** PROBLEM STATEMENT **
Return each line of the material in which the word "table" appears.

** Lines of data **
○ ○ ○ ○ ○

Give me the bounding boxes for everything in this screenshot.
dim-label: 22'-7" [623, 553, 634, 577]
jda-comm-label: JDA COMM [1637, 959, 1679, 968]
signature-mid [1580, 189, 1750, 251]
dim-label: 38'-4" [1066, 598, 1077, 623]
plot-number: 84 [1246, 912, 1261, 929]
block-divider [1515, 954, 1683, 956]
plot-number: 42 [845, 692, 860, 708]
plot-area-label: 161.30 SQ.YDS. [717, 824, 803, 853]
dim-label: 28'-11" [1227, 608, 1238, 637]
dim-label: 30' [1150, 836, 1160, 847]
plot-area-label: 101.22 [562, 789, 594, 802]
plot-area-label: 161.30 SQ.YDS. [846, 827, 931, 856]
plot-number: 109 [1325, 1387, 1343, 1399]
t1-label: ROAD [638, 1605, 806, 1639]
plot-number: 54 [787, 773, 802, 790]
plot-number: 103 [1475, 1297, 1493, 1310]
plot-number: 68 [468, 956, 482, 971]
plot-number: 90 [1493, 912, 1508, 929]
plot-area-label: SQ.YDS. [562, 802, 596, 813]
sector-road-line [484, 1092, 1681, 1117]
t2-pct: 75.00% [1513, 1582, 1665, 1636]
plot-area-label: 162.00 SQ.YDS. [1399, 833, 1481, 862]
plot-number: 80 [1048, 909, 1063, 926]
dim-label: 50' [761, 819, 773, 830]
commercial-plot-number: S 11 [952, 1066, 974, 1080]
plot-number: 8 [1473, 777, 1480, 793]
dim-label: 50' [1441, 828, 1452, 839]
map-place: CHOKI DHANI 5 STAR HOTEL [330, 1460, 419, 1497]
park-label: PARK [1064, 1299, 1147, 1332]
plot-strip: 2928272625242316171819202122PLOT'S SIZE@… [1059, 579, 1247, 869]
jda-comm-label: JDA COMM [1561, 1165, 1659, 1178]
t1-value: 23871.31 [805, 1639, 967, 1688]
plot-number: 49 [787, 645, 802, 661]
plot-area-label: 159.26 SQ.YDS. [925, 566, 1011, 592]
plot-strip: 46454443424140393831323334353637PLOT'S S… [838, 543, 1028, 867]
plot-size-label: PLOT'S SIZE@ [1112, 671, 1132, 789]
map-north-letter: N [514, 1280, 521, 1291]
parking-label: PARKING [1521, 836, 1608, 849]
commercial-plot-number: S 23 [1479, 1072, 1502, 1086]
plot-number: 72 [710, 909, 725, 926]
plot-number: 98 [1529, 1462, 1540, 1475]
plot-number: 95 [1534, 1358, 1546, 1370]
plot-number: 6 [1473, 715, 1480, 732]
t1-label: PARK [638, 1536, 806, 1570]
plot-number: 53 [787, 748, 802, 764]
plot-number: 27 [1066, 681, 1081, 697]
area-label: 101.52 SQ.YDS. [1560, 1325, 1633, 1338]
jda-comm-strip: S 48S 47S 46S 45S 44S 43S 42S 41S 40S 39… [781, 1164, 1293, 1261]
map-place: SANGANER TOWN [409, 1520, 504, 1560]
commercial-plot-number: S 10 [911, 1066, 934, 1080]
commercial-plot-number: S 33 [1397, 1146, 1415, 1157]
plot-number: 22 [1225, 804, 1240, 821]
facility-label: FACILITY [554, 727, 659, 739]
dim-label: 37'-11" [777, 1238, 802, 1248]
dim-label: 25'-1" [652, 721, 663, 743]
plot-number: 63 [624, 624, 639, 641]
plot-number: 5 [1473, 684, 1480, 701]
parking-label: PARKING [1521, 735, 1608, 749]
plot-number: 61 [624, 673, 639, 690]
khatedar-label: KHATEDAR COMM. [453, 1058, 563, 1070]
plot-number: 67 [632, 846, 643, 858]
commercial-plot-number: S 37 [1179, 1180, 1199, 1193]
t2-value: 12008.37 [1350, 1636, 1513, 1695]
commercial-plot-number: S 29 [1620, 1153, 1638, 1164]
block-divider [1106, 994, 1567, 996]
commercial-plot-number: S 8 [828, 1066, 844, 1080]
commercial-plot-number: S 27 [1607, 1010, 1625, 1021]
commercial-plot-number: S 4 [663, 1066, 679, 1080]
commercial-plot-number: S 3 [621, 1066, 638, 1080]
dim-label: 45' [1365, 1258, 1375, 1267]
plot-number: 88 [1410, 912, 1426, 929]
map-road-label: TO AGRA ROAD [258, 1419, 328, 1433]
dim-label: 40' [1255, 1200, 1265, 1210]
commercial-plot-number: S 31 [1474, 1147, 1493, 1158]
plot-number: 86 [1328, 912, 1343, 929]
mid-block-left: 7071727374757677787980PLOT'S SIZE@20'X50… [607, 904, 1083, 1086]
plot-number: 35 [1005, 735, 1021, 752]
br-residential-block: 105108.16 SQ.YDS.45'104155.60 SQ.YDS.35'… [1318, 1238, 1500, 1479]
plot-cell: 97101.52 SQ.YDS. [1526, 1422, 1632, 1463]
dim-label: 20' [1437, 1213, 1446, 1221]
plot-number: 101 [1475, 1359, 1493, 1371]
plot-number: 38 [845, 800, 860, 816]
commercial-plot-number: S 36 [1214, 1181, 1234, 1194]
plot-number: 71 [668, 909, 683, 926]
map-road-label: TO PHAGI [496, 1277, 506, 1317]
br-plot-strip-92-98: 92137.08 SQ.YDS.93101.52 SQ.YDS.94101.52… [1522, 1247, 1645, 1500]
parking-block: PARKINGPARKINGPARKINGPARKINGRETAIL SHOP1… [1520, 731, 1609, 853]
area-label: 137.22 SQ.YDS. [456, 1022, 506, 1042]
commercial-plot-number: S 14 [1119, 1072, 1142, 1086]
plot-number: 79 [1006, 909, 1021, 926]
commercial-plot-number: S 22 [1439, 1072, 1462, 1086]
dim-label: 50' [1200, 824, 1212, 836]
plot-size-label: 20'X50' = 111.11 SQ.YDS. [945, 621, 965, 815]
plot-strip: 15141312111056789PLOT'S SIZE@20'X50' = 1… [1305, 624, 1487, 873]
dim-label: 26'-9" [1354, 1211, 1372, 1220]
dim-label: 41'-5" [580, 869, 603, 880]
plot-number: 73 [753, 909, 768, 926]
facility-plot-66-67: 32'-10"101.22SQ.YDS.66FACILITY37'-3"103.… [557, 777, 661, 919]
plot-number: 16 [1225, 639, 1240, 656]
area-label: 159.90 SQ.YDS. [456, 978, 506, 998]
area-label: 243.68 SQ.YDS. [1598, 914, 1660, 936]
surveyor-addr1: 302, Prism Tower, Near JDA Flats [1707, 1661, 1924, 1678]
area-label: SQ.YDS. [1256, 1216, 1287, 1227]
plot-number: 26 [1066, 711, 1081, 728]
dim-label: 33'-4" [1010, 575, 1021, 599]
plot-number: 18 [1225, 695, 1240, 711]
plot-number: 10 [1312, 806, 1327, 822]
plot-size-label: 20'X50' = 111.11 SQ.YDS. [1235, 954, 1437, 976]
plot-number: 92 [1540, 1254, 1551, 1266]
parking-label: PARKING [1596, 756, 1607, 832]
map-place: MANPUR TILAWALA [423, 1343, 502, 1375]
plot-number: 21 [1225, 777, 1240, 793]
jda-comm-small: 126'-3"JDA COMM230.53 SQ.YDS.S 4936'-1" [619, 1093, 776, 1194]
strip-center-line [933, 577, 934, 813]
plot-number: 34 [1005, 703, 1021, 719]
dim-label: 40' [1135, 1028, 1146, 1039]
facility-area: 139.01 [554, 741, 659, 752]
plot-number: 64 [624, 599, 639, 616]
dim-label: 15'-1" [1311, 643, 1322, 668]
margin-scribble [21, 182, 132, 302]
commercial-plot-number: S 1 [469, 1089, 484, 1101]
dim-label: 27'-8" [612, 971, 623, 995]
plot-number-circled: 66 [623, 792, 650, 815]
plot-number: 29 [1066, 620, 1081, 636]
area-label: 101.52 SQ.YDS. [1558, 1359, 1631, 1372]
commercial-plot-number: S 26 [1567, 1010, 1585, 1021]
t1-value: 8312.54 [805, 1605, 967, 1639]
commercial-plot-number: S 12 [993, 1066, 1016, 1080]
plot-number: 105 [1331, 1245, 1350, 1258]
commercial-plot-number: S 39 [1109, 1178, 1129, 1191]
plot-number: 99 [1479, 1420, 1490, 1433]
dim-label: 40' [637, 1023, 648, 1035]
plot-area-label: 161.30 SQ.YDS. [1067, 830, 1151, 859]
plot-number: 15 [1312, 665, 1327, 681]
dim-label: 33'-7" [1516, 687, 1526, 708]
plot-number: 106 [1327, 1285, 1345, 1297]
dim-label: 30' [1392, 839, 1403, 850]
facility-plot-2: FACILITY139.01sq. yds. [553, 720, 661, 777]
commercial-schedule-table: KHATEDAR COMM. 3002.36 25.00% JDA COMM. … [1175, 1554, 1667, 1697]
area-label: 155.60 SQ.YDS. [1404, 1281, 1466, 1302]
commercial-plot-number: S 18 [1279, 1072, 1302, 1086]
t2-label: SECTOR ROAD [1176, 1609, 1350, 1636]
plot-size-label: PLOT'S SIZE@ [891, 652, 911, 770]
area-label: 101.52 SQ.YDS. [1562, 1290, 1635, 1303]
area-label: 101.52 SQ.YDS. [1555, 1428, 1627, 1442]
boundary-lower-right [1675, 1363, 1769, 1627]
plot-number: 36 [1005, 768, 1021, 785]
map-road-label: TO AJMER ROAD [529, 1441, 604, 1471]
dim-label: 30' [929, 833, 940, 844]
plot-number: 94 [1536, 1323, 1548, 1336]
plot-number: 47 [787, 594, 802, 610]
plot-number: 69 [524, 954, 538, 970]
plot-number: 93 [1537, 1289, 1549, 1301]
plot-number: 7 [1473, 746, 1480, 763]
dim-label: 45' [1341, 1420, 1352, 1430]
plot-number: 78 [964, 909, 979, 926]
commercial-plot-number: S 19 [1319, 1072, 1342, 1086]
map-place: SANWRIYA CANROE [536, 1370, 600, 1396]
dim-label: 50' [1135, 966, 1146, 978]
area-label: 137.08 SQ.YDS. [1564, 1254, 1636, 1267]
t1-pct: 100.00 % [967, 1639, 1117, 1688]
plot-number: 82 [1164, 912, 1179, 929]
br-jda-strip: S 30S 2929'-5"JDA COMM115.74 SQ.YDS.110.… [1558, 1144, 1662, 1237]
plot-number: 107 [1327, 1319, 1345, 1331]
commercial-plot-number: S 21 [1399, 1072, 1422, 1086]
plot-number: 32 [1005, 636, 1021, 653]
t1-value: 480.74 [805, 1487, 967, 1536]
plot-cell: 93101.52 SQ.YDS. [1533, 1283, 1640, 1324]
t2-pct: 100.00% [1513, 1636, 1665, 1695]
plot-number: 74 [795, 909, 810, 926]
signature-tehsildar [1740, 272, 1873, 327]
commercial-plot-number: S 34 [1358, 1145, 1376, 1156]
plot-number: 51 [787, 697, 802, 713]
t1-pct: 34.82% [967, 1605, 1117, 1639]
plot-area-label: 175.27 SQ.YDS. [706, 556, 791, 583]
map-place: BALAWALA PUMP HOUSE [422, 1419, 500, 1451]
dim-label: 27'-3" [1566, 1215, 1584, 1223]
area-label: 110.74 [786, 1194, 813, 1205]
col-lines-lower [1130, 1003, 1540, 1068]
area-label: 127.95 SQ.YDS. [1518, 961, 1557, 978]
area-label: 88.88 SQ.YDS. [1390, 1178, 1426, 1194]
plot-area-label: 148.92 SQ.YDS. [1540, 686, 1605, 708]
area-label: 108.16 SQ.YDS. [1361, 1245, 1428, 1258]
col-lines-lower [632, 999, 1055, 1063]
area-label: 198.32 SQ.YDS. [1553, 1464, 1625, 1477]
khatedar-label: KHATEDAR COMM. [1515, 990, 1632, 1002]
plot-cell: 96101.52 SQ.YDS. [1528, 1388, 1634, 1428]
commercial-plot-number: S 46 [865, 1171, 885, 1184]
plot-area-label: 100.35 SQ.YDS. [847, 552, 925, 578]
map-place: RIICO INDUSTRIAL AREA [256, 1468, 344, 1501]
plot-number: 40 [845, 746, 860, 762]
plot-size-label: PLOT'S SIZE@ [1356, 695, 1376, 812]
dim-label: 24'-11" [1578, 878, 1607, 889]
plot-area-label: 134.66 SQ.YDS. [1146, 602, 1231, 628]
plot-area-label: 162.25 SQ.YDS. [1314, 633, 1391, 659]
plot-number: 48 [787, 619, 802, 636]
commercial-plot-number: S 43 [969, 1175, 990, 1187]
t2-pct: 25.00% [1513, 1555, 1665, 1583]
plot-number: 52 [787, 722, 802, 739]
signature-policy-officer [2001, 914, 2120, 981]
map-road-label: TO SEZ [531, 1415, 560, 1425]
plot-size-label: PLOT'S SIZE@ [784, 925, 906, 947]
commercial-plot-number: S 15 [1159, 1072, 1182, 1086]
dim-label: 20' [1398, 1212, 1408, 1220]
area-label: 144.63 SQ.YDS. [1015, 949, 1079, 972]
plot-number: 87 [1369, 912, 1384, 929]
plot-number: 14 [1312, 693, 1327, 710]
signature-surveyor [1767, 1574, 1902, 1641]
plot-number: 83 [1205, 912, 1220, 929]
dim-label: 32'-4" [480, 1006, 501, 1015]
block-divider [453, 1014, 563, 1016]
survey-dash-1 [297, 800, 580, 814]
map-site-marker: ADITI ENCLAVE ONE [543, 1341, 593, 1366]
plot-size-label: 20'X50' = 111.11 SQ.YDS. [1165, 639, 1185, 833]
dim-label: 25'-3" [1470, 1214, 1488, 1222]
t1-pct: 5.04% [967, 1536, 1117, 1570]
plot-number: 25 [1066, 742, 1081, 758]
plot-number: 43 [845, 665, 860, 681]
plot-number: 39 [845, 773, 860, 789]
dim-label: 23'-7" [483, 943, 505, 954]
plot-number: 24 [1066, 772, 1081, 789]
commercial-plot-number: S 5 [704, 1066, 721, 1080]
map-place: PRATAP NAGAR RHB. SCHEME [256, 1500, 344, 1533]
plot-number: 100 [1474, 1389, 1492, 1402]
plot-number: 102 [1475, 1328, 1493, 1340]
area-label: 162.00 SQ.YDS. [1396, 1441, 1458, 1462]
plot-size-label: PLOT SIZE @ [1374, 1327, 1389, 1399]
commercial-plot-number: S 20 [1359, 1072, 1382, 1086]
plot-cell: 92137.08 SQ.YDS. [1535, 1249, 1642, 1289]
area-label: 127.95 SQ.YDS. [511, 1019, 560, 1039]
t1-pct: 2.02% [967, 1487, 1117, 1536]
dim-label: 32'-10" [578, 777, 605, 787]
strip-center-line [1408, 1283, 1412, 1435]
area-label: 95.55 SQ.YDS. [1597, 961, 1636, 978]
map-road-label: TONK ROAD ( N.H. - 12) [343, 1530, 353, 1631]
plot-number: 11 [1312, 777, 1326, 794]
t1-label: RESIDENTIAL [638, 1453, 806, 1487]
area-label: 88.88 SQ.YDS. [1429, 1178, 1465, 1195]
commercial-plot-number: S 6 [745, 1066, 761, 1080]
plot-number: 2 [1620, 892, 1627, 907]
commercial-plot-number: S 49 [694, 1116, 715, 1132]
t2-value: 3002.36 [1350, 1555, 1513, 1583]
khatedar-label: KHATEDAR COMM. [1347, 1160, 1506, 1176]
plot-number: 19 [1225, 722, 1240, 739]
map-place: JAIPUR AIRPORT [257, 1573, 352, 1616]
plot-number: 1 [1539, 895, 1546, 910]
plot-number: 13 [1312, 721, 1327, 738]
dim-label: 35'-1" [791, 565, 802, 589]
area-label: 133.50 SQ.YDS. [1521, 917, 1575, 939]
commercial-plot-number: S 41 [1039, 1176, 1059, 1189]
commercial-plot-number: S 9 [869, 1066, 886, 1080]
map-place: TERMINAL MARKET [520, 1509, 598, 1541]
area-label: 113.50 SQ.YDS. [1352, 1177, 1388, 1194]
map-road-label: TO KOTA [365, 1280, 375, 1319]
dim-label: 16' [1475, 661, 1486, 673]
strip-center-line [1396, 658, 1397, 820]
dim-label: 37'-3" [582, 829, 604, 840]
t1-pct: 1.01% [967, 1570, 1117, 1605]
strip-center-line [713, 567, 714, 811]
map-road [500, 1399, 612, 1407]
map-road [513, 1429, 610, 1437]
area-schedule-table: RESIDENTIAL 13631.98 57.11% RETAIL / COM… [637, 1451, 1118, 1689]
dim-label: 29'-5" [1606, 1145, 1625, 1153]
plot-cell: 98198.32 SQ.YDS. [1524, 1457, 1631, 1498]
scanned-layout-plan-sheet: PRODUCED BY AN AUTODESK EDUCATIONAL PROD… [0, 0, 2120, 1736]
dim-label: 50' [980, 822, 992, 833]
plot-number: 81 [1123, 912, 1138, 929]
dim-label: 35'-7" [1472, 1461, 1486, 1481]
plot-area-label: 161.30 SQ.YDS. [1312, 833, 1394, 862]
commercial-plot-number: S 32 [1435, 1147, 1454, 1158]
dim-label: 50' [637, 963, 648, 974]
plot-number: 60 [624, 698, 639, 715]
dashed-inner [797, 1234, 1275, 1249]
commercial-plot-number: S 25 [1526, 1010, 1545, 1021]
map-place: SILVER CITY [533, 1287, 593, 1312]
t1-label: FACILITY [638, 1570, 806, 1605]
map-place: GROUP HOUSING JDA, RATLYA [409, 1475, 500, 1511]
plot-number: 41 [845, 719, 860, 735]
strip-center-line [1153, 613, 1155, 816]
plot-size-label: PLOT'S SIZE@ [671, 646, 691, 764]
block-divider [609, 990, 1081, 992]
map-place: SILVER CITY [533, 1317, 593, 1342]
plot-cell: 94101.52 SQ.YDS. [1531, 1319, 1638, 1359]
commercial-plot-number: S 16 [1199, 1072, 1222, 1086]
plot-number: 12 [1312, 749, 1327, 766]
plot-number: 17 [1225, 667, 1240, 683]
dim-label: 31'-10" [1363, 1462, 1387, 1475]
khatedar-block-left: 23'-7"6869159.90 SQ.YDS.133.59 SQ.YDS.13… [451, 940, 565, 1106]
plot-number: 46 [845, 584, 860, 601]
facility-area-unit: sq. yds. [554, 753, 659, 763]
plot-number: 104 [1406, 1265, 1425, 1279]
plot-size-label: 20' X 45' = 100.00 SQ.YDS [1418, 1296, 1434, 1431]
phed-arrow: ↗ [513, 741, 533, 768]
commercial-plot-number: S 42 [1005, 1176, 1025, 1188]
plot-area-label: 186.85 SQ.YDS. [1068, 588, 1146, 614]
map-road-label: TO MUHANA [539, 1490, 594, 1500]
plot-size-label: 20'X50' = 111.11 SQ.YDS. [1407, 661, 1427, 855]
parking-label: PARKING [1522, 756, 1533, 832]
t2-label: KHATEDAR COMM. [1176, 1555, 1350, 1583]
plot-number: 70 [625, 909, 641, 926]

○ ○ ○ ○ ○

** EXERCISE ANSWER **
commercial-schedule-table: KHATEDAR COMM. 3002.36 25.00% JDA COMM. … [1175, 1554, 1667, 1697]
area-schedule-table: RESIDENTIAL 13631.98 57.11% RETAIL / COM… [637, 1451, 1118, 1689]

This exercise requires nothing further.